B. LA POLITIQUE D'INDÉPENDANCE ÉNERGÉTIQUE, POINT CENTRAL DU PROGRAMME DU GOUVERNEMENT PROVINCIAL

La politique d'indépendance énergétique est au coeur du projet politique du gouvernement de Pauline Marois.

Le mix électrique québécois, fourni en quasi-intégralité par l'énergie hydraulique, assure à la province une large indépendance. En revanche, lorsqu'on prend en compte l'ensemble du mix énergétique, l'hydroélectricité ne représente plus que 60 % du bouquet total. Le reste de l'énergie provient des hydrocarbures, principalement dans les transports. Or, le Québec est totalement dépendant de l'extérieur pour ses hydrocarbures.

Dans ce contexte, la politique d'indépendance énergétique est cruciale pour le Parti québécois. Elle passe par plusieurs axes, que le déplacement a permis d'étudier : l'électrification dans les transports et la réflexion sur les gaz et pétroles de schiste.
- - - - -
= CONSIGNES =
#1 Recopiez fidèlement l'extrait sur l'indépendance énergétique du Québec, en commençant à « Le mix électrique » et en terminant à « pour ses hydrocarbures. ».
#2 Poursuivez, s'il vous plaît, l'extrait sur l'indépendance énergétique du Québec après sa dernière phrase.
Les entrées ne servent à rien ici.
- - - - -
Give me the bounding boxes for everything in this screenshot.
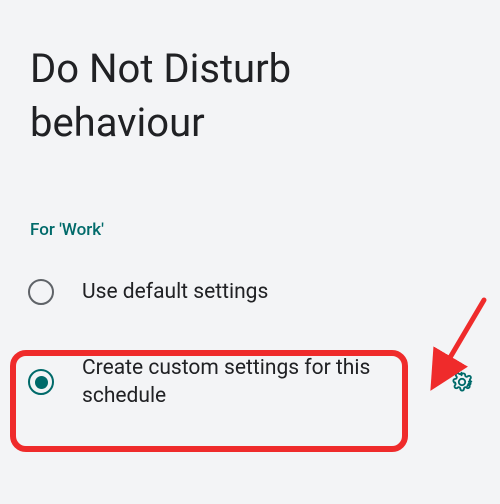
gear-icon xyxy=(451,371,473,393)
option-label: Create custom settings for this schedule xyxy=(82,354,444,411)
option-create-custom[interactable]: Create custom settings for this schedule xyxy=(0,348,500,417)
option-use-default[interactable]: Use default settings xyxy=(0,264,500,320)
option-label: Use default settings xyxy=(82,278,444,306)
page-title: Do Not Disturb behaviour xyxy=(0,0,500,160)
spacer xyxy=(0,320,500,348)
section-label: For 'Work' xyxy=(0,160,500,264)
radio-unchecked-icon xyxy=(28,279,54,305)
settings-gear-button[interactable] xyxy=(444,371,480,393)
radio-checked-icon xyxy=(28,369,54,395)
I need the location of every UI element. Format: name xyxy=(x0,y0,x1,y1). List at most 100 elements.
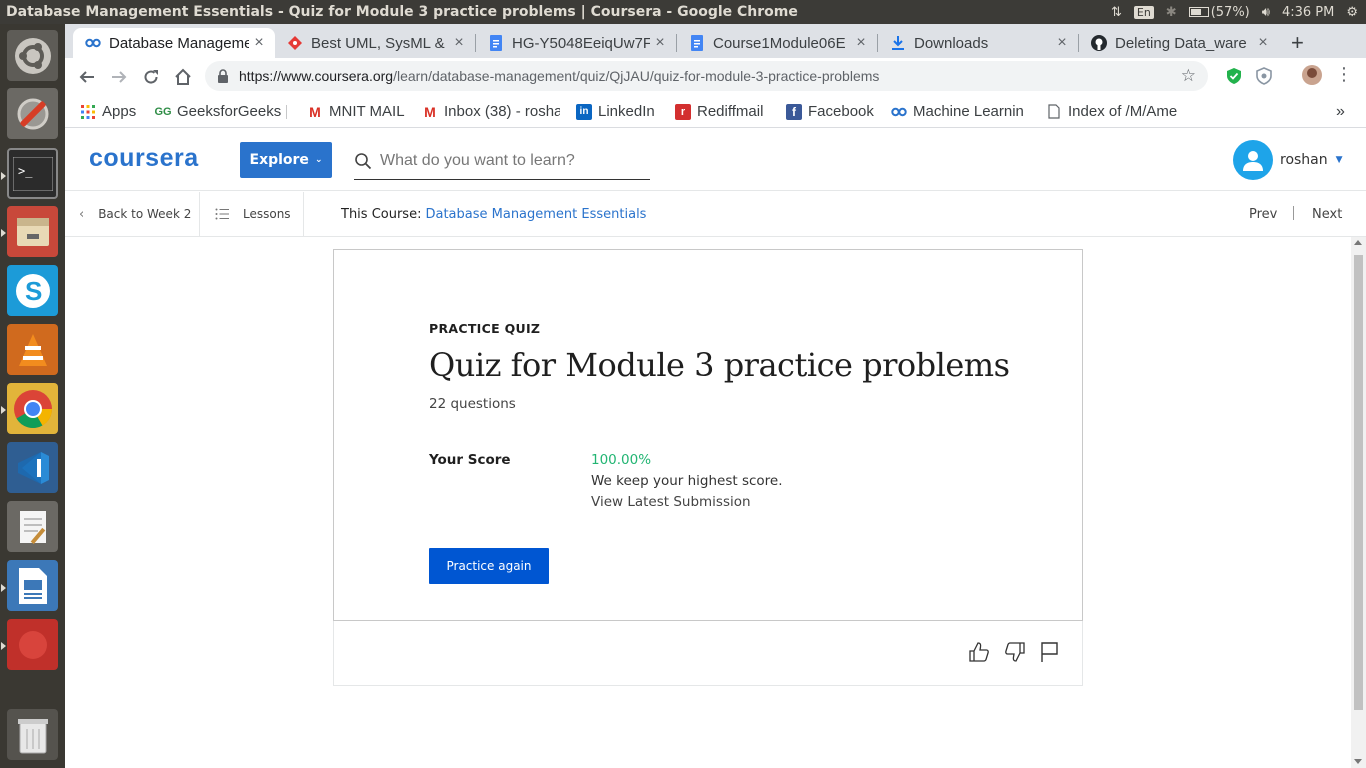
bookmark-inbox[interactable]: M Inbox (38) - rosha xyxy=(422,103,560,120)
bookmark-geeksforgeeks[interactable]: GG GeeksforGeeks | xyxy=(155,103,287,120)
profile-avatar-icon[interactable] xyxy=(1302,65,1322,85)
close-icon[interactable]: × xyxy=(650,34,670,52)
scroll-down-arrow-icon[interactable] xyxy=(1354,759,1362,764)
close-icon[interactable]: × xyxy=(851,34,871,52)
bookmark-label: LinkedIn xyxy=(598,103,655,120)
close-icon[interactable]: × xyxy=(1253,34,1273,52)
bookmark-mnit-mail[interactable]: M MNIT MAIL xyxy=(307,103,405,120)
reload-icon[interactable] xyxy=(140,66,162,88)
bookmark-star-icon[interactable]: ☆ xyxy=(1181,66,1196,86)
next-link[interactable]: Next xyxy=(1312,192,1342,236)
bookmark-label: Machine Learnin xyxy=(913,103,1024,120)
battery-percent: (57%) xyxy=(1210,4,1250,20)
username[interactable]: roshan xyxy=(1280,152,1328,168)
bookmark-label: Rediffmail xyxy=(697,103,764,120)
close-icon[interactable]: × xyxy=(249,34,269,52)
scroll-up-arrow-icon[interactable] xyxy=(1354,240,1362,245)
thumbs-up-icon[interactable] xyxy=(968,641,990,663)
coursera-icon xyxy=(891,104,907,120)
user-menu[interactable]: roshan ▼ xyxy=(1233,140,1343,180)
this-course-label: This Course: xyxy=(341,206,422,222)
volume-icon[interactable]: 🔊︎ xyxy=(1262,5,1270,20)
back-to-week-link[interactable]: ‹ Back to Week 2 xyxy=(79,192,191,236)
bookmark-linkedin[interactable]: in LinkedIn xyxy=(576,103,655,120)
linkedin-icon: in xyxy=(576,103,592,120)
bookmarks-overflow-button[interactable]: » xyxy=(1336,103,1345,121)
clock[interactable]: 4:36 PM xyxy=(1282,5,1334,20)
coursera-header: coursera Explore ⌄ roshan ▼ xyxy=(65,128,1366,191)
close-icon[interactable]: × xyxy=(1052,34,1072,52)
avatar[interactable] xyxy=(1233,140,1273,180)
tab-hg-doc[interactable]: HG-Y5048EeiqUw7F × xyxy=(476,28,676,58)
divider xyxy=(1293,206,1294,220)
privacy-extension-icon[interactable] xyxy=(1255,67,1273,85)
prev-link[interactable]: Prev xyxy=(1249,192,1277,236)
trash-icon[interactable] xyxy=(7,709,58,760)
lock-icon[interactable] xyxy=(217,69,229,83)
search-icon[interactable] xyxy=(354,152,372,170)
facebook-icon: f xyxy=(786,103,802,120)
coursera-logo[interactable]: coursera xyxy=(89,144,199,173)
tab-downloads[interactable]: Downloads × xyxy=(878,28,1078,58)
tab-github[interactable]: Deleting Data_ware × xyxy=(1079,28,1279,58)
launcher: >_ S xyxy=(0,24,65,768)
chevron-left-icon: ‹ xyxy=(79,206,85,222)
course-name-link[interactable]: Database Management Essentials xyxy=(425,207,646,222)
url-host: https://www.coursera.org xyxy=(239,68,394,84)
bookmark-machine-learning[interactable]: Machine Learnin xyxy=(891,103,1029,120)
home-icon[interactable] xyxy=(172,66,194,88)
vscode-icon[interactable] xyxy=(7,442,58,493)
lessons-button[interactable]: Lessons xyxy=(215,192,291,236)
gfg-icon: GG xyxy=(155,105,172,118)
browser-menu-icon[interactable]: ⋮ xyxy=(1335,66,1353,84)
tab-course-doc[interactable]: Course1Module06E × xyxy=(677,28,877,58)
explore-button[interactable]: Explore ⌄ xyxy=(240,142,332,178)
flag-icon[interactable] xyxy=(1039,641,1061,663)
thumbs-down-icon[interactable] xyxy=(1004,641,1026,663)
search-input[interactable] xyxy=(380,152,640,170)
terminal-icon[interactable]: >_ xyxy=(7,148,58,199)
vertical-scrollbar[interactable] xyxy=(1351,237,1366,768)
bookmark-rediffmail[interactable]: r Rediffmail xyxy=(675,103,763,120)
chrome-icon[interactable] xyxy=(7,383,58,434)
bookmark-apps[interactable]: Apps xyxy=(80,103,136,120)
address-bar[interactable]: https://www.coursera.org/learn/database-… xyxy=(205,61,1208,91)
battery-indicator[interactable]: (57%) xyxy=(1188,4,1250,20)
libreoffice-writer-icon[interactable] xyxy=(7,560,58,611)
bookmark-label: MNIT MAIL xyxy=(329,103,405,120)
course-subnav: ‹ Back to Week 2 Lessons This Course: Da… xyxy=(65,192,1366,237)
caret-down-icon[interactable]: ▼ xyxy=(1336,155,1343,165)
scrollbar-thumb[interactable] xyxy=(1354,255,1363,710)
gmail-icon: M xyxy=(309,103,321,120)
input-method-indicator[interactable]: En xyxy=(1133,5,1154,19)
file-manager-icon[interactable] xyxy=(7,206,58,257)
launcher-running-indicator xyxy=(1,229,6,237)
skype-icon[interactable]: S xyxy=(7,265,58,316)
url-path: /learn/database-management/quiz/QjJAU/qu… xyxy=(393,68,880,84)
text-editor-icon[interactable] xyxy=(7,501,58,552)
bookmark-facebook[interactable]: f Facebook xyxy=(786,103,874,120)
system-top-bar: Database Management Essentials - Quiz fo… xyxy=(0,0,1366,24)
bookmark-label: Index of /M/Ame xyxy=(1068,103,1178,120)
system-settings-icon[interactable] xyxy=(7,88,58,139)
red-app-icon[interactable] xyxy=(7,619,58,670)
session-gear-icon[interactable]: ⚙ xyxy=(1346,5,1358,20)
tab-coursera[interactable]: Database Management Essentials × xyxy=(73,28,275,58)
view-latest-submission-link[interactable]: View Latest Submission xyxy=(591,494,751,510)
bluetooth-icon[interactable]: ✱ xyxy=(1166,5,1177,20)
new-tab-button[interactable]: + xyxy=(1291,30,1304,56)
close-icon[interactable]: × xyxy=(449,34,469,52)
practice-again-button[interactable]: Practice again xyxy=(429,548,549,584)
forward-arrow-icon[interactable] xyxy=(108,66,130,88)
vlc-icon[interactable] xyxy=(7,324,58,375)
shield-extension-icon[interactable] xyxy=(1225,67,1243,85)
back-arrow-icon[interactable] xyxy=(76,66,98,88)
launcher-running-indicator xyxy=(1,406,6,414)
bookmark-index[interactable]: Index of /M/Ame xyxy=(1046,103,1186,120)
tab-uml[interactable]: Best UML, SysML & B × xyxy=(275,28,475,58)
network-arrows-icon[interactable]: ⇅ xyxy=(1111,5,1122,20)
bookmark-label: GeeksforGeeks | xyxy=(177,103,287,120)
ubuntu-dash-icon[interactable] xyxy=(7,30,58,81)
coursera-icon xyxy=(85,35,101,51)
svg-text:>_: >_ xyxy=(18,164,33,178)
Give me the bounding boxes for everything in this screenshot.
- - - - -
= EXERCICES CORRIGÉS =
#1
Le mix électrique québécois, fourni en quasi-intégralité par l'énergie hydraulique, assure à la province une large indépendance. En revanche, lorsqu'on prend en compte l'ensemble du mix énergétique, l'hydroélectricité ne représente plus que 60 % du bouquet total. Le reste de l'énergie provient des hydrocarbures, principalement dans les transports. Or, le Québec est totalement dépendant de l'extérieur pour ses hydrocarbures.

#2
II. LA POLITIQUE D'ÉLECTRIFICATION DANS LES TRANSPORTS

A. L'ÉLECTRIFICATION, VÉRITABLE ENJEU DE DÉVELOPPEMENT DURABLE

L'électrification est un enjeu de développement durable au Québec. Compte tenu de la manne hydroélectrique, et dans la mesure où les transports restent encore largement alimentés par les hydrocarbures, l'électrification des transports constitue un gisement considérable d'économies d'énergies.

CONSOMMATION FINALE DE PRODUITS ÉNERGÉTIQUES PÉTROLIERS PAR SECTEUR (1996-2010)

Sources : Ministère des Ressources naturelles du Québec et Statistique Canada

Ainsi que l'illustre ce graphique, en 2010, la consommation finale de produits pétroliers énergétiques a diminué de 2,7 % par rapport à 2009, mais le secteur des transports accaparait à lui seul près de 75 % de cette consommation.

Sur l'énergie totale consommée au Québec, plus de 20 % sert à propulser des véhicules automobiles.

Le secteur du transport routier de marchandises est en forte croissance depuis le début des années 1990. Le volume du transport de marchandises a en effet doublé entre 1990 et 2006. De la même manière, le nombre de véhicules sur les routes du Québec a augmenté en moyenne de 3 % par an entre 1981 et 2007.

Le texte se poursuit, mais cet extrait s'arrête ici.